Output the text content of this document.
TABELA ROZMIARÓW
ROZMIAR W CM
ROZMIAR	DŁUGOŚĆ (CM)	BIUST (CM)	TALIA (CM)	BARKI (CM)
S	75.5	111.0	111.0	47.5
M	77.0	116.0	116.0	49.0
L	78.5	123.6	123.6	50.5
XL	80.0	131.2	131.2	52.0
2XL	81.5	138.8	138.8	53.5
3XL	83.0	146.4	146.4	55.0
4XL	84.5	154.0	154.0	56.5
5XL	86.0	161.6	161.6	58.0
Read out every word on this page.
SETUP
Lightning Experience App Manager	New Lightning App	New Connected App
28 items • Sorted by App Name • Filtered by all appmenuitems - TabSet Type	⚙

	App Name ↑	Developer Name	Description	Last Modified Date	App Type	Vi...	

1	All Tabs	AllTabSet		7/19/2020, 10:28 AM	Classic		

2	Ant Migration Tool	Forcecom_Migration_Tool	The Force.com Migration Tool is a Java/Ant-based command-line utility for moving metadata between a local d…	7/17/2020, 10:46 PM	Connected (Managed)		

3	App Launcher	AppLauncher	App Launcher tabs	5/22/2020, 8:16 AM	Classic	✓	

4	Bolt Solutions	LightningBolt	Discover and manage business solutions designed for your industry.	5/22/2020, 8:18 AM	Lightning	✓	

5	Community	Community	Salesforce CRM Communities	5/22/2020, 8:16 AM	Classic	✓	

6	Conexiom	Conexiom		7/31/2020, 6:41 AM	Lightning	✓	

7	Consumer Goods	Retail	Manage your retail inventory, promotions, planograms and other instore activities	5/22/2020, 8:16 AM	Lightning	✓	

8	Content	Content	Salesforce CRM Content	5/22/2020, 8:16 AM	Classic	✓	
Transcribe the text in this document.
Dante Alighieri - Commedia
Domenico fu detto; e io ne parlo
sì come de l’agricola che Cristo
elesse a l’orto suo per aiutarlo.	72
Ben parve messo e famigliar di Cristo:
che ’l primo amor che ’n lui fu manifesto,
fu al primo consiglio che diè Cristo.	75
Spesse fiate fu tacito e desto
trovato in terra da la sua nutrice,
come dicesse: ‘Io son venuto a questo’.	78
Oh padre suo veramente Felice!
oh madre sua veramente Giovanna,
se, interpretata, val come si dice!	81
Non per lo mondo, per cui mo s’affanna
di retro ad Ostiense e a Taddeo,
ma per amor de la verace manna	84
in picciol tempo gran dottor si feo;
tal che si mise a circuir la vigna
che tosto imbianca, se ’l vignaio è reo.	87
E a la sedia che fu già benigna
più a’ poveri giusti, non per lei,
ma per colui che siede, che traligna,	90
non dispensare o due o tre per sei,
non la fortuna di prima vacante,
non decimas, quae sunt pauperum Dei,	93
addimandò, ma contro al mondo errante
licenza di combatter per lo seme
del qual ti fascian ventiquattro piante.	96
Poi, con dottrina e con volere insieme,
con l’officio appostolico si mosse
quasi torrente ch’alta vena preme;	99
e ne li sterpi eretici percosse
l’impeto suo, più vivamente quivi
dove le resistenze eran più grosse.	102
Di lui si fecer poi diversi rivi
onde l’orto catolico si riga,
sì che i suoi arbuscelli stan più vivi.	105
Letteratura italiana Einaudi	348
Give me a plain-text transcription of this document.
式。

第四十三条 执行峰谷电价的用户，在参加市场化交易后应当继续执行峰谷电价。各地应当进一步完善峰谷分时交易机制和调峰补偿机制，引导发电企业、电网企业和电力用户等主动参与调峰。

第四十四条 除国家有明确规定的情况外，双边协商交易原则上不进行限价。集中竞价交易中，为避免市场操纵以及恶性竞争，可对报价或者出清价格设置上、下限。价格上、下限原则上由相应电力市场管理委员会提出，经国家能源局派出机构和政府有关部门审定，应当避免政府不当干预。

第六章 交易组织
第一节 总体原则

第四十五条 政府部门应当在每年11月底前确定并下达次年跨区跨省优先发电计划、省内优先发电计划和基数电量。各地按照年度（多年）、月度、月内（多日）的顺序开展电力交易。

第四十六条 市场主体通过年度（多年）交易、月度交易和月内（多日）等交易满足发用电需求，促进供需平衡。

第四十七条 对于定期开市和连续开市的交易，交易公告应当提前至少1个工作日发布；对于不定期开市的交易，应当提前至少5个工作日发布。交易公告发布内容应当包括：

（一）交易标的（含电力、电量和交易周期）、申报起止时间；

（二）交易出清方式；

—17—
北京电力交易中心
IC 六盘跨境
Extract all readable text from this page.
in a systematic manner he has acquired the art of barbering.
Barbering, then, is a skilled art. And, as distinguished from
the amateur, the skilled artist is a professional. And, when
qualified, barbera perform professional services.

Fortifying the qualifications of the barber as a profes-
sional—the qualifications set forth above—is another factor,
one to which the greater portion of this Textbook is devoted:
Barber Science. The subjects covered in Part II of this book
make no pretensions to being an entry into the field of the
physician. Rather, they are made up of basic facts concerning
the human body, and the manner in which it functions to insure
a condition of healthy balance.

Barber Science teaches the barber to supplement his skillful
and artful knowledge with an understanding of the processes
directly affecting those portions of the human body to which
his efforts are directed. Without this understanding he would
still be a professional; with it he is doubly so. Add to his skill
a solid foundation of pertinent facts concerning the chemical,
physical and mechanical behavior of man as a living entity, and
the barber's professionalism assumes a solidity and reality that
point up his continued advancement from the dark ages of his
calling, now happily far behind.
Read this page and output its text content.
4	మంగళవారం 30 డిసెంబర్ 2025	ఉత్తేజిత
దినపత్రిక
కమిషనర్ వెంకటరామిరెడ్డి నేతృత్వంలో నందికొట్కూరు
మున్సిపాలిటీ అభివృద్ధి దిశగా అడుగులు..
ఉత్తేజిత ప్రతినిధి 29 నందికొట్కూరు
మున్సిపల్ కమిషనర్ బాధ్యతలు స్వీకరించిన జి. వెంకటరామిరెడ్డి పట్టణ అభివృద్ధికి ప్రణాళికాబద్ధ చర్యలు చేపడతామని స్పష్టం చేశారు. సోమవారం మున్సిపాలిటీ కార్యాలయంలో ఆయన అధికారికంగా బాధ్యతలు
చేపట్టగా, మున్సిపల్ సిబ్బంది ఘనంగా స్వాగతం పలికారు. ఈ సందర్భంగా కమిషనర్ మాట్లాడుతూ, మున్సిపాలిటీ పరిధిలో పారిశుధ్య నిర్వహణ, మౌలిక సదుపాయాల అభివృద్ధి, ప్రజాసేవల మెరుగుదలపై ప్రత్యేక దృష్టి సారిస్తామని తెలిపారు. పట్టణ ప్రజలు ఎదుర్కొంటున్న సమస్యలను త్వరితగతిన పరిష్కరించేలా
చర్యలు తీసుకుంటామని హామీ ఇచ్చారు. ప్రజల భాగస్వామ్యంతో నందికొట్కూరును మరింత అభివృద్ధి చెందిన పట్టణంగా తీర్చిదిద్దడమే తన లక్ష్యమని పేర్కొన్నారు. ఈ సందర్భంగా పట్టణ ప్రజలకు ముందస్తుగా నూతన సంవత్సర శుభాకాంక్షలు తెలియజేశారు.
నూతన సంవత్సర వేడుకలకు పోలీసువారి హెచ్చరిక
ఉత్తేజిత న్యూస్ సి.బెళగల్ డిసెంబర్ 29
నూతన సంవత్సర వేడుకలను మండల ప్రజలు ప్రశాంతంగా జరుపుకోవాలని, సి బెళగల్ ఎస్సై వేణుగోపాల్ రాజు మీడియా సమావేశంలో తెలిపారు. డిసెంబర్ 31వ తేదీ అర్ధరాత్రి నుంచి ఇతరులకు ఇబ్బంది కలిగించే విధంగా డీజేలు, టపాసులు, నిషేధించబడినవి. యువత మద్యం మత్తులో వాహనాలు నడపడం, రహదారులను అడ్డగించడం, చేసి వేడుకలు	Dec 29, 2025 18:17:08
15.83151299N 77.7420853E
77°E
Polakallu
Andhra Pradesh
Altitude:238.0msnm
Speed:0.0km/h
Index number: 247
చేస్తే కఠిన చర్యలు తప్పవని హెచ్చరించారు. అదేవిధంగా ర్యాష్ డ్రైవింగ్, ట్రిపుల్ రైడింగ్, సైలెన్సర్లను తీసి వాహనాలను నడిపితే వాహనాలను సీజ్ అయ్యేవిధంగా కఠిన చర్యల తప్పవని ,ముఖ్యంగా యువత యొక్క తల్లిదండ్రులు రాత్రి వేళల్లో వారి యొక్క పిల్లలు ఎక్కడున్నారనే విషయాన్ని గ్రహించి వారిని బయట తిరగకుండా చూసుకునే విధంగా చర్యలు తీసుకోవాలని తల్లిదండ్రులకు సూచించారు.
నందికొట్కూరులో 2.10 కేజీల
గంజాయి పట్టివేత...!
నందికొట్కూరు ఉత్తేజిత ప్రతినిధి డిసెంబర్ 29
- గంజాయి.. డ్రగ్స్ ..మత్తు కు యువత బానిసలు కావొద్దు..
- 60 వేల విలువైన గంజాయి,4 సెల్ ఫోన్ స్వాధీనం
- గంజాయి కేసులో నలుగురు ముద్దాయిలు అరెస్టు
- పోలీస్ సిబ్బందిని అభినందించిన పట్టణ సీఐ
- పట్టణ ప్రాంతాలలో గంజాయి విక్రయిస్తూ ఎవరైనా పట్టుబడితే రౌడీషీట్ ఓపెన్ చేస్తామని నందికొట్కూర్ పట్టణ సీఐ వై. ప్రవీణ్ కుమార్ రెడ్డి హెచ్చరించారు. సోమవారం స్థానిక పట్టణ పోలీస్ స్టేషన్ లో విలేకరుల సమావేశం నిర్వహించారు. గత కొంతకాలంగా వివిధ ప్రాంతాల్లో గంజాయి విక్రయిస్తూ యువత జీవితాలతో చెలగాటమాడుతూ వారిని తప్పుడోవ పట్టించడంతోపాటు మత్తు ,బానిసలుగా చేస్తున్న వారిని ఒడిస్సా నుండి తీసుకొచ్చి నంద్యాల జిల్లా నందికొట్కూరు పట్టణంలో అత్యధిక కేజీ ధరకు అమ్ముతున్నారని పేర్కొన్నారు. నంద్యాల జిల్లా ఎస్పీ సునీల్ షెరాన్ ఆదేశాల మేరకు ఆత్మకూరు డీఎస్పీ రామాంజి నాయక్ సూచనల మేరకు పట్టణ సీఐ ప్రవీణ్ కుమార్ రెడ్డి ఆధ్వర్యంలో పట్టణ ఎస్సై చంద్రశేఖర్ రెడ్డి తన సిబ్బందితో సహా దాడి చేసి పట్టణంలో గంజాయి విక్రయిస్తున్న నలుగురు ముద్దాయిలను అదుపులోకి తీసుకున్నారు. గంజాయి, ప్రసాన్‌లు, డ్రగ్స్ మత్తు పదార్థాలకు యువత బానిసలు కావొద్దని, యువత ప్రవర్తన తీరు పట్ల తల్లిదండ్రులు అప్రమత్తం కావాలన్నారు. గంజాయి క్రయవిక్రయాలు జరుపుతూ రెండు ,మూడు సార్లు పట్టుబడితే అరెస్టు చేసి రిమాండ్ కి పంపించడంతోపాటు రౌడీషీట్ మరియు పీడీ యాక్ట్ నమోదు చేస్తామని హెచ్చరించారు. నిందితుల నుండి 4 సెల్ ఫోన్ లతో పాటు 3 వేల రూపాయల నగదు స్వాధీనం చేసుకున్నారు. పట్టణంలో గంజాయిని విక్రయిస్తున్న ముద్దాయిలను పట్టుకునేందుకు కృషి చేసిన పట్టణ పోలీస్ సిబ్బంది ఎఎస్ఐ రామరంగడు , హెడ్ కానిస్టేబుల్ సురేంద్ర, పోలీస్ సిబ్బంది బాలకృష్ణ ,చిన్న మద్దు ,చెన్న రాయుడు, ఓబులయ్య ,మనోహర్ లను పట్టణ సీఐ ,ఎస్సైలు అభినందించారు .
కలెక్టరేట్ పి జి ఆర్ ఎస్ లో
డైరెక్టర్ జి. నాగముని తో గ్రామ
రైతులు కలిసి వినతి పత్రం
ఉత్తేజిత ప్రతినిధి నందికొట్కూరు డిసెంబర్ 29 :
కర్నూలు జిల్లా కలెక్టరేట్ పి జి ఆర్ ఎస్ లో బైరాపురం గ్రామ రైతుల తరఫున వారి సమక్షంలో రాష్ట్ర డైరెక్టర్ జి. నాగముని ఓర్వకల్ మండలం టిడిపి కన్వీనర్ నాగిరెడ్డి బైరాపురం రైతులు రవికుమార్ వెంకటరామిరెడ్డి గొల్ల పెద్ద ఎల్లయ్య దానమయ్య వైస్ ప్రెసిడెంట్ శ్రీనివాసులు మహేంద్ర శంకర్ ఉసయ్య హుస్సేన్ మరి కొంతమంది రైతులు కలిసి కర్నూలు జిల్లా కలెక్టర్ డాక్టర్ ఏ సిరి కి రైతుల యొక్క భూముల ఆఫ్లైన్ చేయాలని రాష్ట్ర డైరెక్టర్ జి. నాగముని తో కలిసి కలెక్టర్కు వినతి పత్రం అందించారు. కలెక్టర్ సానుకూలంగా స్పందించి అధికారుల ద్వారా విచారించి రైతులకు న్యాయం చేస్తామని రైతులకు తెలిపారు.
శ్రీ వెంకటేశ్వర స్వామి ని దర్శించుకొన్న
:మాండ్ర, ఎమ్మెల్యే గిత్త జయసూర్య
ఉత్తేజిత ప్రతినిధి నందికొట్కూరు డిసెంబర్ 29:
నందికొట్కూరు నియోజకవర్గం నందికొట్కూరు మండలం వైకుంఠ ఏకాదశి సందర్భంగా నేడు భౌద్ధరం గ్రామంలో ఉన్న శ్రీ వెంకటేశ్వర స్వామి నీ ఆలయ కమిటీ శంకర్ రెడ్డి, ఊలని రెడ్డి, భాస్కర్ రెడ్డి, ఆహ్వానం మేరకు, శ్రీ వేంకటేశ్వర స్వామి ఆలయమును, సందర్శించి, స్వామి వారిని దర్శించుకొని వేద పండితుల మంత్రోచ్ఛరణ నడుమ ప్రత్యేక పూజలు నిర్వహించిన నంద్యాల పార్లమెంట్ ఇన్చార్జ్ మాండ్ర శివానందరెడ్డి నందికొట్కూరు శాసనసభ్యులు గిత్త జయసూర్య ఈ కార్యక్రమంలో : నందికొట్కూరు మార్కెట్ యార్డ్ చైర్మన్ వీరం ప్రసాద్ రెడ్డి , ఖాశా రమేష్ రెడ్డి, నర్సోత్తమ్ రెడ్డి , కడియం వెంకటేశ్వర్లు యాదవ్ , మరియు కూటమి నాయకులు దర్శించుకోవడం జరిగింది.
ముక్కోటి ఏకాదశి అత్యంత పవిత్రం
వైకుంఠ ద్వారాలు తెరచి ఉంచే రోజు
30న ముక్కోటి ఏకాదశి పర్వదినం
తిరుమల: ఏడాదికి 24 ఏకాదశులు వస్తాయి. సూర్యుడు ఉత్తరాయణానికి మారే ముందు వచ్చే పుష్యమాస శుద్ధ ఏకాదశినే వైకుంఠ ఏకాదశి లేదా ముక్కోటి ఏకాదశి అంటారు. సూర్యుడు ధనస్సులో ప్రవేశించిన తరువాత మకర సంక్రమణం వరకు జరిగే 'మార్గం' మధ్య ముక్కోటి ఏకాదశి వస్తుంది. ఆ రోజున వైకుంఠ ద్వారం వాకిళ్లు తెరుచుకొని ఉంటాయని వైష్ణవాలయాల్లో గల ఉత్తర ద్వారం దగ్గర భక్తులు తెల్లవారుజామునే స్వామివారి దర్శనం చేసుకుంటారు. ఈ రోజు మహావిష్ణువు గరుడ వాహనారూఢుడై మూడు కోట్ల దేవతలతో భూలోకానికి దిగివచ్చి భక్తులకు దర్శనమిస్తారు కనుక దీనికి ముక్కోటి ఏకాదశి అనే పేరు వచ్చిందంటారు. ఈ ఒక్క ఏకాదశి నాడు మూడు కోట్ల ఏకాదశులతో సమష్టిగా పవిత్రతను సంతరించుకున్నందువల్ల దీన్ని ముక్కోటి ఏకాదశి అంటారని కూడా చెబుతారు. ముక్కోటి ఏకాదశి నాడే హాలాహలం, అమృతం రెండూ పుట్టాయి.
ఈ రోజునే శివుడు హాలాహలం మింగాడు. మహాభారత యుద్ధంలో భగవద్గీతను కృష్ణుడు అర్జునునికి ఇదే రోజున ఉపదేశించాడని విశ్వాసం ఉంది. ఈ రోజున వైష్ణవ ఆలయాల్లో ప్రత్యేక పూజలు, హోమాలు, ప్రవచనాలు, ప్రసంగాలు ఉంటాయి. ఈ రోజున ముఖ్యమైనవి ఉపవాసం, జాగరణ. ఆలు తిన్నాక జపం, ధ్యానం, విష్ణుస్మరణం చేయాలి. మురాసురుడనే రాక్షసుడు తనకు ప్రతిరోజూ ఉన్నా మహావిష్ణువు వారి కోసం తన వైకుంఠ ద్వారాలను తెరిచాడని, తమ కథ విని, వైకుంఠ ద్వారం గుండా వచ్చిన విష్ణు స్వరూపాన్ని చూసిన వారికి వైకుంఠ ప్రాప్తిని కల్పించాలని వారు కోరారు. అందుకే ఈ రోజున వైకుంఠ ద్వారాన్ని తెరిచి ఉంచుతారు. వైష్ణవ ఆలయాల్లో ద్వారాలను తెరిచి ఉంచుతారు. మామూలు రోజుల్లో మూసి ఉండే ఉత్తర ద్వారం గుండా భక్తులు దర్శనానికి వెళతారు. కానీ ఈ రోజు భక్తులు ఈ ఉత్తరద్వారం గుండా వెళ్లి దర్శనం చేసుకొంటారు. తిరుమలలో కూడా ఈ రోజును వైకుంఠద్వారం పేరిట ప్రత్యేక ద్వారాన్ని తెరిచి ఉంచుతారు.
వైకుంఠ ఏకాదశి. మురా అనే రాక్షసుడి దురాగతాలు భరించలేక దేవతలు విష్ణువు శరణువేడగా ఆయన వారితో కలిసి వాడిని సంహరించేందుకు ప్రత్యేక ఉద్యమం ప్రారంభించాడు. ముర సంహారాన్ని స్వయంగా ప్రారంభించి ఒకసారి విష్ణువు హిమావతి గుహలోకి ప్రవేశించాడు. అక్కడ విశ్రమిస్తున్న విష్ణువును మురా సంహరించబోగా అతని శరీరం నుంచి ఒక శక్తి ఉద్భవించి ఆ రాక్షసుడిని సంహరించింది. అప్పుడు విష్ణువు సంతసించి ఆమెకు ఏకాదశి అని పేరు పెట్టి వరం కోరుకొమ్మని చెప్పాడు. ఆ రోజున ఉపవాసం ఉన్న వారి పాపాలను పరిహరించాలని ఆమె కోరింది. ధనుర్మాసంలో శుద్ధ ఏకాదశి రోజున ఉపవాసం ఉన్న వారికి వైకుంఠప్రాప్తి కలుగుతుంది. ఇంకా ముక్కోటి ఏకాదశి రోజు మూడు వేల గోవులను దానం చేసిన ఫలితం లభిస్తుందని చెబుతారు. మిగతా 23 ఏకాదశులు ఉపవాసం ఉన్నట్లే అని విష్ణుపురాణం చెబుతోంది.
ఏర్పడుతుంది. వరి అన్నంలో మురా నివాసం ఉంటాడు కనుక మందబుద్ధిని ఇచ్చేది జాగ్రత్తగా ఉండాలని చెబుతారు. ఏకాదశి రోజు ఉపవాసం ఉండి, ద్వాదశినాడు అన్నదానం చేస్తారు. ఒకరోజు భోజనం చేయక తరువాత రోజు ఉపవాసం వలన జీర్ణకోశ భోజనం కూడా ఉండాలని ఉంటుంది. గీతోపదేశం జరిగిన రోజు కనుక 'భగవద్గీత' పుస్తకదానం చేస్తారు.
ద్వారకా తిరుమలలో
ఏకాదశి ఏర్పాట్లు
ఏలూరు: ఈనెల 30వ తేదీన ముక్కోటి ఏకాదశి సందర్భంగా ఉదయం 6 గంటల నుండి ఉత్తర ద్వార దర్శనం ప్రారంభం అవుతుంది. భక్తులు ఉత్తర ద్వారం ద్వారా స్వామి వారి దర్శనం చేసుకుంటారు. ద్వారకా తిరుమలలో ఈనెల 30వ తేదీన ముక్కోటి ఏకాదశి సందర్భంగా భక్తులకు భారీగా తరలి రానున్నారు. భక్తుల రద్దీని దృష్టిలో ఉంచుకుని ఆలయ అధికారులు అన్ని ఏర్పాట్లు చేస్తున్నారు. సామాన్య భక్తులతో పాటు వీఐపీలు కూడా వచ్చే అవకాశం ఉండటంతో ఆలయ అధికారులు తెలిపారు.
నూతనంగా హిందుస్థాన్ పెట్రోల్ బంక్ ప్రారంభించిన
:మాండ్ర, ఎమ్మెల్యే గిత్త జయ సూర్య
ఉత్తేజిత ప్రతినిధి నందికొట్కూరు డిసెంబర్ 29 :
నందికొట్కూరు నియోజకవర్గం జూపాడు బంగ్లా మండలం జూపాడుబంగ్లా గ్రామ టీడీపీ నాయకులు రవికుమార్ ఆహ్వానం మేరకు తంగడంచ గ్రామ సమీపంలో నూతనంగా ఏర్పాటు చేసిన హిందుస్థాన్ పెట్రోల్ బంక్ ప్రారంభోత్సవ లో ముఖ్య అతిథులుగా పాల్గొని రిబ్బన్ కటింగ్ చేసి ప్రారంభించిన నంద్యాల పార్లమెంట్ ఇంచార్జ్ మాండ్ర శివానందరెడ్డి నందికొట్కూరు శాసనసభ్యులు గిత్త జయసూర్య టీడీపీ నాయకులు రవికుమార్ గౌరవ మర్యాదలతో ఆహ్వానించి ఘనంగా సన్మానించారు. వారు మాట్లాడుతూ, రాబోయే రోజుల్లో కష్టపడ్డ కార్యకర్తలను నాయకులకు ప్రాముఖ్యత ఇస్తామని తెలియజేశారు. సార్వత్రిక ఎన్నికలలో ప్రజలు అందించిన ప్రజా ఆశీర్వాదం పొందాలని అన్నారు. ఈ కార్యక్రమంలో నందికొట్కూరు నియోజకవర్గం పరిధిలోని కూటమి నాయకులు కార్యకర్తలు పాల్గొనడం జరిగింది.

==========

[JOB]:
What is the number of lines containing "body"? Give that number only.

[OUTPUT OF THE TASK]:
2